• To do: Wherever the word "been" appears in a line, copy that line.

• Provided records:
━━━━━━━━━━━━━━━━

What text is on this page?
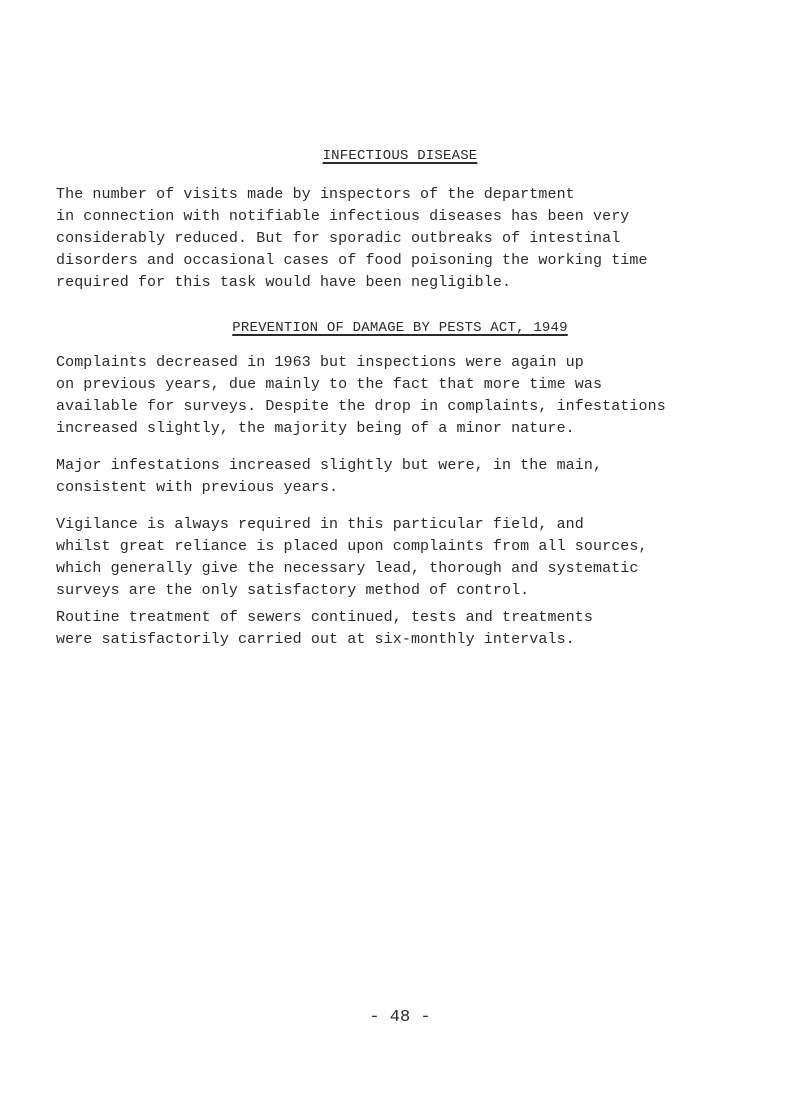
INFECTIOUS DISEASE

The number of visits made by inspectors of the department
in connection with notifiable infectious diseases has been very
considerably reduced. But for sporadic outbreaks of intestinal
disorders and occasional cases of food poisoning the working time
required for this task would have been negligible.

PREVENTION OF DAMAGE BY PESTS ACT, 1949

Complaints decreased in 1963 but inspections were again up
on previous years, due mainly to the fact that more time was
available for surveys. Despite the drop in complaints, infestations
increased slightly, the majority being of a minor nature.

Major infestations increased slightly but were, in the main,
consistent with previous years.

Vigilance is always required in this particular field, and
whilst great reliance is placed upon complaints from all sources,
which generally give the necessary lead, thorough and systematic
surveys are the only satisfactory method of control.

Routine treatment of sewers continued, tests and treatments
were satisfactorily carried out at six-monthly intervals.

- 48 -
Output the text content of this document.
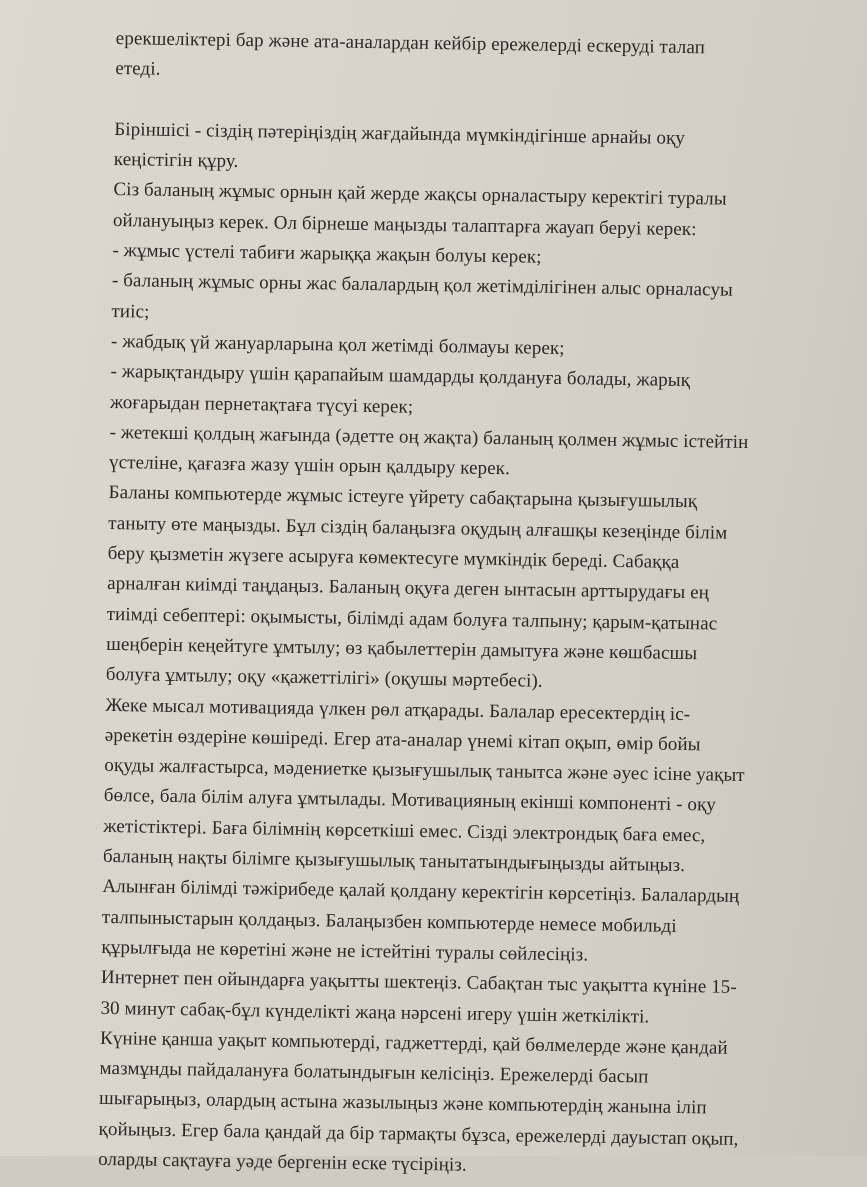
ерекшеліктері бар және ата-аналардан кейбір ережелерді ескеруді талап
етеді.
Біріншісі - сіздің пәтеріңіздің жағдайында мүмкіндігінше арнайы оқу
кеңістігін құру.
Сіз баланың жұмыс орнын қай жерде жақсы орналастыру керектігі туралы
ойлануыңыз керек. Ол бірнеше маңызды талаптарға жауап беруі керек:
- жұмыс үстелі табиғи жарыққа жақын болуы керек;
- баланың жұмыс орны жас балалардың қол жетімділігінен алыс орналасуы
тиіс;
- жабдық үй жануарларына қол жетімді болмауы керек;
- жарықтандыру үшін қарапайым шамдарды қолдануға болады, жарық
жоғарыдан пернетақтаға түсуі керек;
- жетекші қолдың жағында (әдетте оң жақта) баланың қолмен жұмыс істейтін
үстеліне, қағазға жазу үшін орын қалдыру керек.
Баланы компьютерде жұмыс істеуге үйрету сабақтарына қызығушылық
таныту өте маңызды. Бұл сіздің балаңызға оқудың алғашқы кезеңінде білім
беру қызметін жүзеге асыруға көмектесуге мүмкіндік береді. Сабаққа
арналған киімді таңдаңыз. Баланың оқуға деген ынтасын арттырудағы ең
тиімді себептері: оқымысты, білімді адам болуға талпыну; қарым-қатынас
шеңберін кеңейтуге ұмтылу; өз қабылеттерін дамытуға және көшбасшы
болуға ұмтылу; оқу «қажеттілігі» (оқушы мәртебесі).
Жеке мысал мотивацияда үлкен рөл атқарады. Балалар ересектердің іс-
әрекетін өздеріне көшіреді. Егер ата-аналар үнемі кітап оқып, өмір бойы
оқуды жалғастырса, мәдениетке қызығушылық танытса және әуес ісіне уақыт
бөлсе, бала білім алуға ұмтылады. Мотивацияның екінші компоненті - оқу
жетістіктері. Баға білімнің көрсеткіші емес. Сізді электрондық баға емес,
баланың нақты білімге қызығушылық танытатындығыңызды айтыңыз.
Алынған білімді тәжірибеде қалай қолдану керектігін көрсетіңіз. Балалардың
талпыныстарын қолдаңыз. Балаңызбен компьютерде немесе мобильді
құрылғыда не көретіні және не істейтіні туралы сөйлесіңіз.
Интернет пен ойындарға уақытты шектеңіз. Сабақтан тыс уақытта күніне 15-
30 минут сабақ-бұл күнделікті жаңа нәрсені игеру үшін жеткілікті.
Күніне қанша уақыт компьютерді, гаджеттерді, қай бөлмелерде және қандай
мазмұнды пайдалануға болатындығын келісіңіз. Ережелерді басып
шығарыңыз, олардың астына жазылыңыз және компьютердің жанына іліп
қойыңыз. Егер бала қандай да бір тармақты бұзса, ережелерді дауыстап оқып,
оларды сақтауға уәде бергенін еске түсіріңіз.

━━━━━━━━━━━━━━━━

• Finished task:
in connection with notifiable infectious diseases has been very
required for this task would have been negligible.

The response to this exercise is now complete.